▶ **Task details**
Would you pull out every line of the material that contains the string "Configuration"?

▶ **Records for the task**
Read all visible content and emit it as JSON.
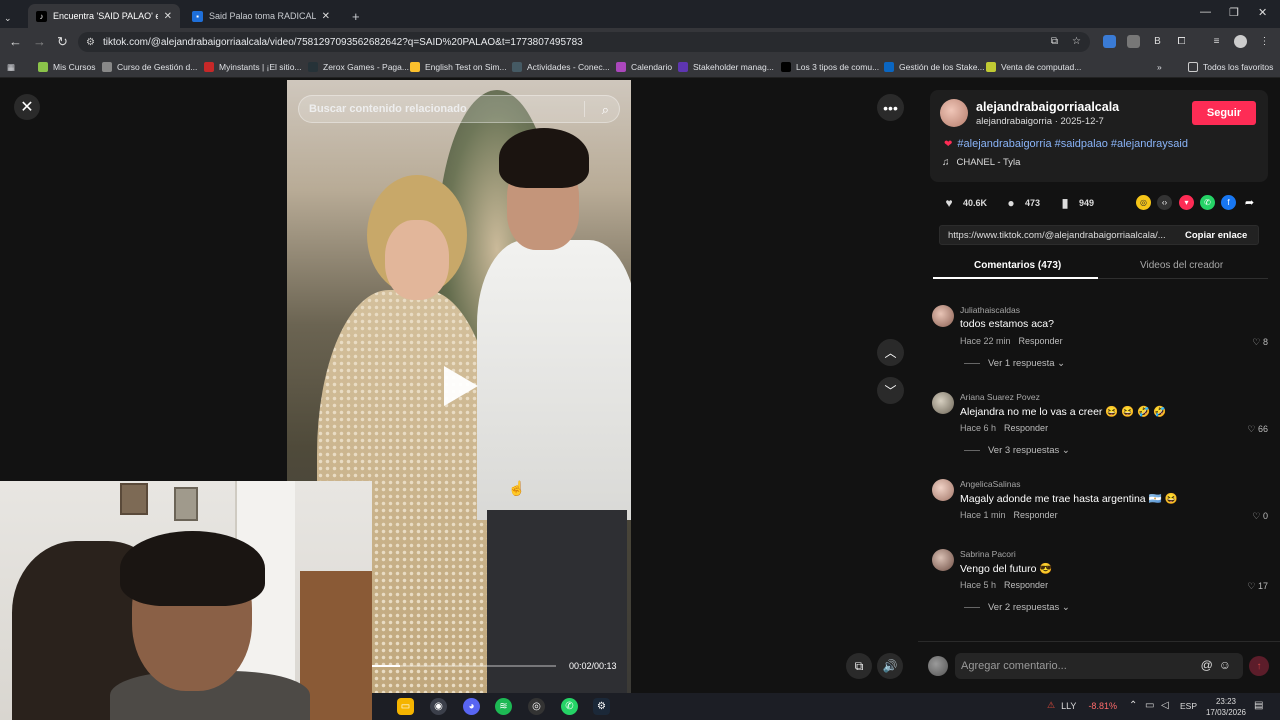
{
  "browser": {
    "tabs": [
      {
        "title": "Encuentra 'SAID PALAO' en TikT",
        "active": true
      },
      {
        "title": "Said Palao toma RADICAL decis",
        "active": false
      }
    ],
    "url": "tiktok.com/@alejandrabaigorriaalcala/video/7581297093562682642?q=SAID%20PALAO&t=1773807495783",
    "bookmarks": [
      "Mis Cursos",
      "Curso de Gestión d...",
      "Myinstants | ¡El sitio...",
      "Zerox Games - Paga...",
      "English Test on Sim...",
      "Actividades - Conec...",
      "Calendario",
      "Stakeholder manag...",
      "Los 3 tipos de comu...",
      "Gestión de los Stake...",
      "Venta de computad..."
    ],
    "all_bookmarks": "Todos los favoritos"
  },
  "video": {
    "search_placeholder": "Buscar contenido relacionado",
    "time": "00:02/00:13",
    "progress_fraction": 0.15
  },
  "author": {
    "display_name": "alejandrabaigorriaalcala",
    "handle": "alejandrabaigorria",
    "date": "2025-12-7",
    "follow_label": "Seguir",
    "hashtags": "#alejandrabaigorria #saidpalao #alejandraysaid",
    "music": "CHANEL - Tyla"
  },
  "stats": {
    "likes": "40.6K",
    "comments": "473",
    "saves": "949"
  },
  "link": {
    "url": "https://www.tiktok.com/@alejandrabaigorriaalcala/...",
    "copy_label": "Copiar enlace"
  },
  "tabs": {
    "comments": "Comentarios (473)",
    "creator_videos": "Videos del creador"
  },
  "comments": [
    {
      "user": "Juliathaiscaldas",
      "text": "todos estamos aca?",
      "time": "Hace 22 min",
      "reply": "Responder",
      "likes": "8",
      "replies": "Ver 1 respuesta"
    },
    {
      "user": "Ariana Suarez Povez",
      "text": "Alejandra no me lo vas a creer 😆 😆 🤣 🤣",
      "time": "Hace 6 h",
      "reply": "Responder",
      "likes": "66",
      "replies": "Ver 3 respuestas"
    },
    {
      "user": "AngelicaSalinas",
      "text": "Magaly adonde me trae hasta argentina 🇦🇷 😆",
      "time": "Hace 1 min",
      "reply": "Responder",
      "likes": "0",
      "replies": ""
    },
    {
      "user": "Sabrina Pacori",
      "text": "Vengo del futuro 😎",
      "time": "Hace 5 h",
      "reply": "Responder",
      "likes": "17",
      "replies": "Ver 2 respuestas"
    }
  ],
  "comment_input": {
    "placeholder": "Agregar comentario..."
  },
  "taskbar": {
    "stock_name": "LLY",
    "stock_change": "-8.81%",
    "lang": "ESP",
    "time": "23:23",
    "date": "17/03/2026"
  },
  "colors": {
    "accent": "#fe2c55",
    "link": "#8ab4f8"
  }
}
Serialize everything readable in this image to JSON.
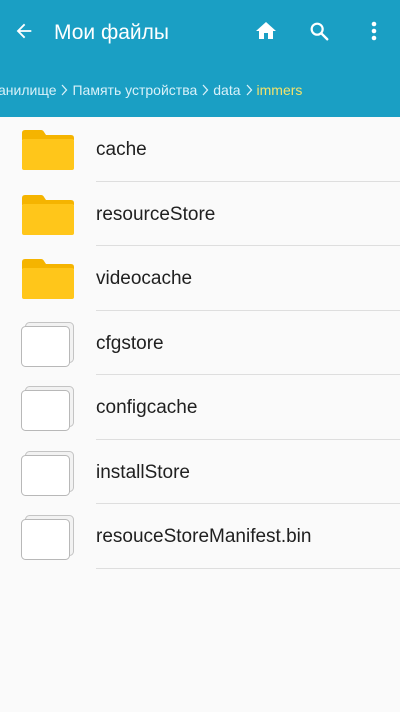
{
  "header": {
    "title": "Мои файлы",
    "back_icon": "arrow-left-icon",
    "home_icon": "home-icon",
    "search_icon": "search-icon",
    "more_icon": "more-vert-icon",
    "bg_color": "#1a9fc4"
  },
  "breadcrumb": {
    "items": [
      {
        "label": "анилище"
      },
      {
        "label": "Память устройства"
      },
      {
        "label": "data"
      },
      {
        "label": "immers"
      }
    ],
    "active_color": "#f4e36b"
  },
  "files": [
    {
      "name": "cache",
      "type": "folder"
    },
    {
      "name": "resourceStore",
      "type": "folder"
    },
    {
      "name": "videocache",
      "type": "folder"
    },
    {
      "name": "cfgstore",
      "type": "file"
    },
    {
      "name": "configcache",
      "type": "file"
    },
    {
      "name": "installStore",
      "type": "file"
    },
    {
      "name": "resouceStoreManifest.bin",
      "type": "file"
    }
  ]
}
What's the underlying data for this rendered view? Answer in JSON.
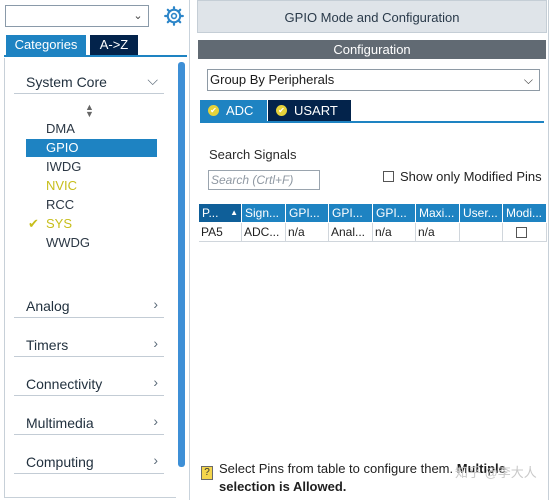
{
  "left_panel": {
    "search": {
      "value": "",
      "dropdown_glyph": "⌄"
    },
    "settings_icon": "gear-icon",
    "tabs": [
      {
        "label": "Categories",
        "active": true
      },
      {
        "label": "A->Z",
        "active": false
      }
    ],
    "categories": [
      {
        "label": "System Core",
        "expanded": true
      },
      {
        "label": "Analog",
        "expanded": false
      },
      {
        "label": "Timers",
        "expanded": false
      },
      {
        "label": "Connectivity",
        "expanded": false
      },
      {
        "label": "Multimedia",
        "expanded": false
      },
      {
        "label": "Computing",
        "expanded": false
      }
    ],
    "peripherals": [
      {
        "label": "DMA",
        "state": "normal"
      },
      {
        "label": "GPIO",
        "state": "selected"
      },
      {
        "label": "IWDG",
        "state": "normal"
      },
      {
        "label": "NVIC",
        "state": "highlighted"
      },
      {
        "label": "RCC",
        "state": "normal"
      },
      {
        "label": "SYS",
        "state": "configured"
      },
      {
        "label": "WWDG",
        "state": "normal"
      }
    ]
  },
  "right_panel": {
    "title": "GPIO Mode and Configuration",
    "config_header": "Configuration",
    "group_select": {
      "value": "Group By Peripherals"
    },
    "peripheral_tabs": [
      {
        "label": "ADC",
        "active": true
      },
      {
        "label": "USART",
        "active": false
      }
    ],
    "search_signals_label": "Search Signals",
    "search_placeholder": "Search (Crtl+F)",
    "show_modified_label": "Show only Modified Pins",
    "table": {
      "headers": [
        "P...",
        "Sign...",
        "GPI...",
        "GPI...",
        "GPI...",
        "Maxi...",
        "User...",
        "Modi..."
      ],
      "rows": [
        [
          "PA5",
          "ADC...",
          "n/a",
          "Anal...",
          "n/a",
          "n/a",
          "",
          ""
        ]
      ]
    },
    "hint_plain": "Select Pins from table to configure them.",
    "hint_bold_1": "Multiple",
    "hint_bold_2": "selection is Allowed.",
    "watermark": "知乎 @李大人"
  },
  "colors": {
    "accent": "#1e83c2",
    "dark_tab": "#03234b",
    "config_bar": "#616a73",
    "configured_mark": "#c7be1b"
  }
}
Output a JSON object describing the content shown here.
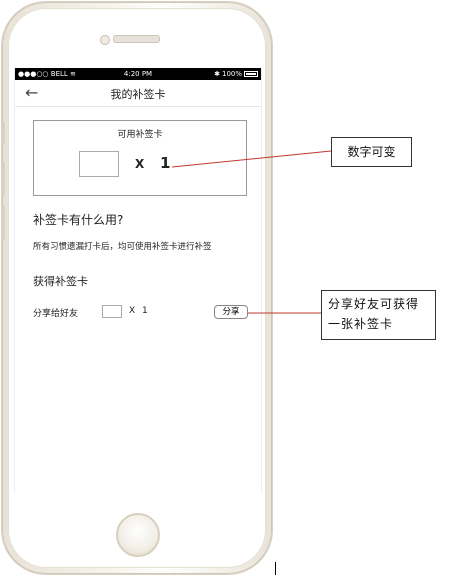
{
  "status_bar": {
    "carrier": "●●●○○ BELL",
    "wifi_icon": "wifi-icon",
    "time": "4:20 PM",
    "bluetooth_icon": "bluetooth-icon",
    "battery": "100%"
  },
  "nav": {
    "back_icon": "back-arrow-icon",
    "back_glyph": "←",
    "title": "我的补签卡"
  },
  "card": {
    "title": "可用补签卡",
    "multiplier": "X",
    "count": "1"
  },
  "info": {
    "question": "补签卡有什么用?",
    "description": "所有习惯遗漏打卡后，均可使用补签卡进行补签"
  },
  "obtain": {
    "title": "获得补签卡",
    "share_label": "分享给好友",
    "multiplier": "X",
    "count": "1",
    "share_button": "分享"
  },
  "annotations": {
    "note1": "数字可变",
    "note2": "分享好友可获得一张补签卡"
  },
  "colors": {
    "annotation_line": "#c0392b"
  }
}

▶ **Task output**
    "title": "GPIO Mode and Configuration",
    "config_header": "Configuration",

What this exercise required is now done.